What is expected:
Which lines hold the word "peak"? Copy each of them from the material.
○ ○ ○ ○
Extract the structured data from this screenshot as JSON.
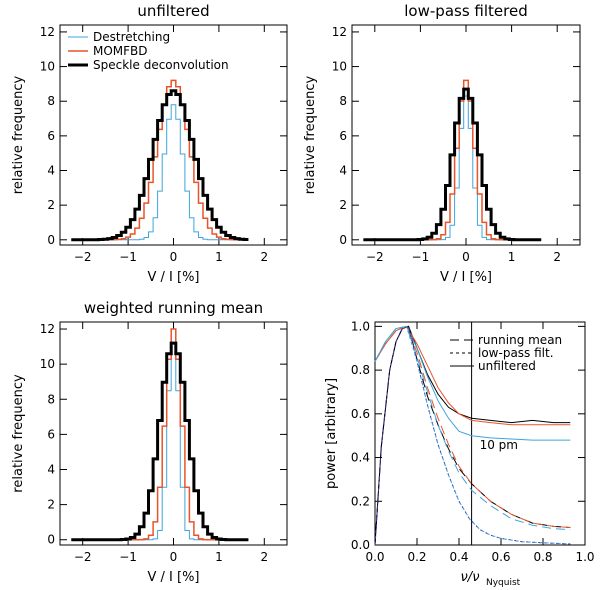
{
  "colors": {
    "destretching": "#3ea5dc",
    "momfbd": "#e8542a",
    "speckle": "#000000"
  },
  "chart_data": [
    {
      "type": "line",
      "title": "unfiltered",
      "xlabel": "V / I [%]",
      "ylabel": "relative frequency",
      "xlim": [
        -2.5,
        2.5
      ],
      "ylim": [
        -0.3,
        12.4
      ],
      "xticks": [
        -2,
        -1,
        0,
        1,
        2
      ],
      "yticks": [
        0,
        2,
        4,
        6,
        8,
        10,
        12
      ],
      "legend": {
        "placement": "top-left",
        "labels": [
          "Destretching",
          "MOMFBD",
          "Speckle deconvolution"
        ]
      },
      "bins": {
        "step": 0.1,
        "start": -2.2,
        "end": 1.6
      },
      "series": [
        {
          "name": "Destretching",
          "sigma": 0.21,
          "peak": 7.8,
          "width": 1
        },
        {
          "name": "MOMFBD",
          "sigma": 0.35,
          "peak": 9.2,
          "width": 1.5
        },
        {
          "name": "Speckle deconvolution",
          "sigma": 0.45,
          "peak": 8.6,
          "width": 3
        }
      ]
    },
    {
      "type": "line",
      "title": "low-pass filtered",
      "xlabel": "V / I [%]",
      "ylabel": "relative frequency",
      "xlim": [
        -2.5,
        2.5
      ],
      "ylim": [
        -0.3,
        12.4
      ],
      "xticks": [
        -2,
        -1,
        0,
        1,
        2
      ],
      "yticks": [
        0,
        2,
        4,
        6,
        8,
        10,
        12
      ],
      "bins": {
        "step": 0.1,
        "start": -2.2,
        "end": 1.6
      },
      "series": [
        {
          "name": "Destretching",
          "sigma": 0.14,
          "peak": 8.3,
          "width": 1
        },
        {
          "name": "MOMFBD",
          "sigma": 0.19,
          "peak": 9.2,
          "width": 1.5
        },
        {
          "name": "Speckle deconvolution",
          "sigma": 0.28,
          "peak": 8.7,
          "width": 3
        }
      ]
    },
    {
      "type": "line",
      "title": "weighted running mean",
      "xlabel": "V / I [%]",
      "ylabel": "relative frequency",
      "xlim": [
        -2.5,
        2.5
      ],
      "ylim": [
        -0.3,
        12.4
      ],
      "xticks": [
        -2,
        -1,
        0,
        1,
        2
      ],
      "yticks": [
        0,
        2,
        4,
        6,
        8,
        10,
        12
      ],
      "bins": {
        "step": 0.1,
        "start": -2.2,
        "end": 1.6
      },
      "series": [
        {
          "name": "Destretching",
          "sigma": 0.12,
          "peak": 12.0,
          "width": 1
        },
        {
          "name": "MOMFBD",
          "sigma": 0.18,
          "peak": 12.0,
          "width": 1.5
        },
        {
          "name": "Speckle deconvolution",
          "sigma": 0.3,
          "peak": 11.2,
          "width": 3
        }
      ]
    },
    {
      "type": "line",
      "title": "",
      "xlabel": "ν/ν",
      "xlabel_sub": "Nyquist",
      "ylabel": "power [arbitrary]",
      "xlim": [
        0.0,
        1.0
      ],
      "ylim": [
        0.0,
        1.02
      ],
      "xticks": [
        0.0,
        0.2,
        0.4,
        0.6,
        0.8,
        1.0
      ],
      "yticks": [
        0.0,
        0.2,
        0.4,
        0.6,
        0.8,
        1.0
      ],
      "vline_x": 0.46,
      "annotation": "10 pm",
      "legend": {
        "placement": "top-right",
        "labels": [
          "running mean",
          "low-pass filt.",
          "unfiltered"
        ]
      },
      "series": [
        {
          "name": "unfiltered",
          "style": "solid",
          "color": "#000000",
          "x": [
            0.0,
            0.03,
            0.07,
            0.1,
            0.13,
            0.16,
            0.2,
            0.25,
            0.3,
            0.35,
            0.4,
            0.46,
            0.55,
            0.65,
            0.75,
            0.85,
            0.93
          ],
          "y": [
            0.0,
            0.45,
            0.8,
            0.93,
            0.99,
            1.0,
            0.9,
            0.78,
            0.69,
            0.63,
            0.6,
            0.58,
            0.57,
            0.56,
            0.57,
            0.56,
            0.56
          ]
        },
        {
          "name": "unfiltered",
          "style": "solid",
          "color": "#e8542a",
          "x": [
            0.0,
            0.05,
            0.1,
            0.15,
            0.2,
            0.25,
            0.3,
            0.35,
            0.4,
            0.46,
            0.55,
            0.65,
            0.75,
            0.85,
            0.93
          ],
          "y": [
            0.84,
            0.92,
            0.98,
            1.0,
            0.92,
            0.82,
            0.72,
            0.65,
            0.6,
            0.57,
            0.56,
            0.55,
            0.55,
            0.55,
            0.55
          ]
        },
        {
          "name": "unfiltered",
          "style": "solid",
          "color": "#3ea5dc",
          "x": [
            0.0,
            0.05,
            0.1,
            0.15,
            0.2,
            0.25,
            0.3,
            0.35,
            0.4,
            0.46,
            0.55,
            0.65,
            0.75,
            0.85,
            0.93
          ],
          "y": [
            0.84,
            0.93,
            0.99,
            1.0,
            0.9,
            0.77,
            0.66,
            0.58,
            0.52,
            0.5,
            0.49,
            0.485,
            0.48,
            0.48,
            0.48
          ]
        },
        {
          "name": "running mean",
          "style": "longdash",
          "color": "#000000",
          "x": [
            0.0,
            0.03,
            0.07,
            0.1,
            0.13,
            0.16,
            0.2,
            0.25,
            0.3,
            0.35,
            0.4,
            0.46,
            0.55,
            0.65,
            0.75,
            0.85,
            0.93
          ],
          "y": [
            0.0,
            0.45,
            0.8,
            0.93,
            0.99,
            1.0,
            0.85,
            0.68,
            0.55,
            0.44,
            0.35,
            0.28,
            0.2,
            0.14,
            0.1,
            0.085,
            0.08
          ]
        },
        {
          "name": "running mean",
          "style": "longdash",
          "color": "#e8542a",
          "x": [
            0.0,
            0.05,
            0.1,
            0.15,
            0.2,
            0.25,
            0.3,
            0.35,
            0.4,
            0.46,
            0.55,
            0.65,
            0.75,
            0.85,
            0.93
          ],
          "y": [
            0.84,
            0.92,
            0.98,
            1.0,
            0.88,
            0.72,
            0.58,
            0.46,
            0.36,
            0.28,
            0.2,
            0.14,
            0.1,
            0.085,
            0.08
          ]
        },
        {
          "name": "running mean",
          "style": "longdash",
          "color": "#3ea5dc",
          "x": [
            0.0,
            0.05,
            0.1,
            0.15,
            0.2,
            0.25,
            0.3,
            0.35,
            0.4,
            0.46,
            0.55,
            0.65,
            0.75,
            0.85,
            0.93
          ],
          "y": [
            0.84,
            0.93,
            0.99,
            1.0,
            0.86,
            0.7,
            0.55,
            0.43,
            0.33,
            0.25,
            0.18,
            0.12,
            0.09,
            0.075,
            0.07
          ]
        },
        {
          "name": "low-pass filt.",
          "style": "shortdash",
          "color": "#3a2fb0",
          "x": [
            0.0,
            0.03,
            0.07,
            0.1,
            0.13,
            0.16,
            0.2,
            0.25,
            0.3,
            0.35,
            0.4,
            0.45,
            0.5,
            0.55,
            0.6,
            0.7,
            0.8,
            0.93
          ],
          "y": [
            0.0,
            0.45,
            0.8,
            0.93,
            0.99,
            1.0,
            0.84,
            0.64,
            0.46,
            0.32,
            0.2,
            0.12,
            0.07,
            0.045,
            0.03,
            0.015,
            0.01,
            0.005
          ]
        },
        {
          "name": "low-pass filt.",
          "style": "shortdash",
          "color": "#3ea5dc",
          "x": [
            0.0,
            0.05,
            0.1,
            0.15,
            0.2,
            0.25,
            0.3,
            0.35,
            0.4,
            0.45,
            0.5,
            0.55,
            0.6,
            0.7,
            0.8,
            0.93
          ],
          "y": [
            0.84,
            0.93,
            0.99,
            1.0,
            0.84,
            0.64,
            0.46,
            0.32,
            0.2,
            0.12,
            0.07,
            0.045,
            0.03,
            0.015,
            0.01,
            0.005
          ]
        }
      ]
    }
  ]
}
○ ○ ○ ○
Answer for this exercise:
          "peak": 7.8,
          "peak": 9.2,
          "peak": 8.6,
          "peak": 8.3,
          "peak": 9.2,
          "peak": 8.7,
          "peak": 12.0,
          "peak": 12.0,
          "peak": 11.2,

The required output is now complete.